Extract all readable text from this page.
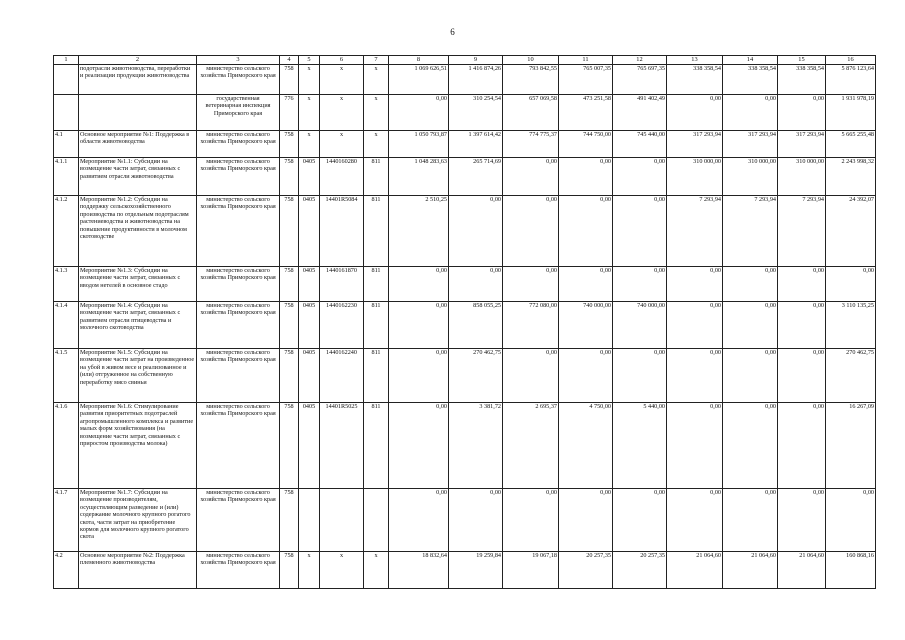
6
1	2	3	4	5	6	7	8	9	10	11	12	13	14	15	16
	подотрасли животноводства, переработки и реализации продукции животноводства	министерство сельского хозяйства Приморского края	758	x	x	x	1 069 626,51	1 416 874,26	793 842,55	765 007,35	765 697,35	338 358,54	338 358,54	338 358,54	5 876 123,64
		государственная ветеринарная инспекция Приморского края	776	x	x	x	0,00	310 254,54	657 069,58	473 251,58	491 402,49	0,00	0,00	0,00	1 931 978,19
4.1	Основное мероприятие №1: Поддержка в области животноводства	министерство сельского хозяйства Приморского края	758	x	x	x	1 050 793,87	1 397 614,42	774 775,37	744 750,00	745 440,00	317 293,94	317 293,94	317 293,94	5 665 255,48
4.1.1	Мероприятие №1.1: Субсидии на возмещение части затрат, связанных с развитием отрасли животноводства	министерство сельского хозяйства Приморского края	758	0405	1440160280	811	1 048 283,63	265 714,69	0,00	0,00	0,00	310 000,00	310 000,00	310 000,00	2 243 998,32
4.1.2	Мероприятие №1.2: Субсидии на поддержку сельскохозяйственного производства по отдельным подотраслям растениеводства и животноводства на повышение продуктивности в молочном скотоводстве	министерство сельского хозяйства Приморского края	758	0405	14401R5084	811	2 510,25	0,00	0,00	0,00	0,00	7 293,94	7 293,94	7 293,94	24 392,07
4.1.3	Мероприятие №1.3: Субсидии на возмещение части затрат, связанных с вводом нетелей в основное стадо	министерство сельского хозяйства Приморского края	758	0405	1440161870	811	0,00	0,00	0,00	0,00	0,00	0,00	0,00	0,00	0,00
4.1.4	Мероприятие №1.4: Субсидии на возмещение части затрат, связанных с развитием отрасли птицеводства и молочного скотоводства	министерство сельского хозяйства Приморского края	758	0405	1440162230	811	0,00	858 055,25	772 080,00	740 000,00	740 000,00	0,00	0,00	0,00	3 110 135,25
4.1.5	Мероприятие №1.5: Субсидии на возмещение части затрат на произведенное на убой в живом весе и реализованное и (или) отгруженное на собственную переработку мясо свиньи	министерство сельского хозяйства Приморского края	758	0405	1440162240	811	0,00	270 462,75	0,00	0,00	0,00	0,00	0,00	0,00	270 462,75
4.1.6	Мероприятие №1.6: Стимулирование развития приоритетных подотраслей агропромышленного комплекса и развитие малых форм хозяйствования (на возмещение части затрат, связанных с приростом производства молока)	министерство сельского хозяйства Приморского края	758	0405	14401R5025	811	0,00	3 381,72	2 695,37	4 750,00	5 440,00	0,00	0,00	0,00	16 267,09
4.1.7	Мероприятие №1.7: Субсидии на возмещение производителям, осуществляющим разведение и (или) содержание молочного крупного рогатого скота, части затрат на приобретение кормов для молочного крупного рогатого скота	министерство сельского хозяйства Приморского края	758				0,00	0,00	0,00	0,00	0,00	0,00	0,00	0,00	0,00
4.2	Основное мероприятие №2: Поддержка племенного животноводства	министерство сельского хозяйства Приморского края	758	x	x	x	18 832,64	19 259,84	19 067,18	20 257,35	20 257,35	21 064,60	21 064,60	21 064,60	160 868,16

----

▸ **Instructions for the task**
Copy each line from the records above that includes the string "производства".

▸ **Written solution**
4.1.2	Мероприятие №1.2: Субсидии на поддержку сельскохозяйственного производства по отдельным подотраслям растениеводства и животноводства на повышение продуктивности в молочном скотоводстве	министерство сельского хозяйства Приморского края	758	0405	14401R5084	811	2 510,25	0,00	0,00	0,00	0,00	7 293,94	7 293,94	7 293,94	24 392,07
4.1.6	Мероприятие №1.6: Стимулирование развития приоритетных подотраслей агропромышленного комплекса и развитие малых форм хозяйствования (на возмещение части затрат, связанных с приростом производства молока)	министерство сельского хозяйства Приморского края	758	0405	14401R5025	811	0,00	3 381,72	2 695,37	4 750,00	5 440,00	0,00	0,00	0,00	16 267,09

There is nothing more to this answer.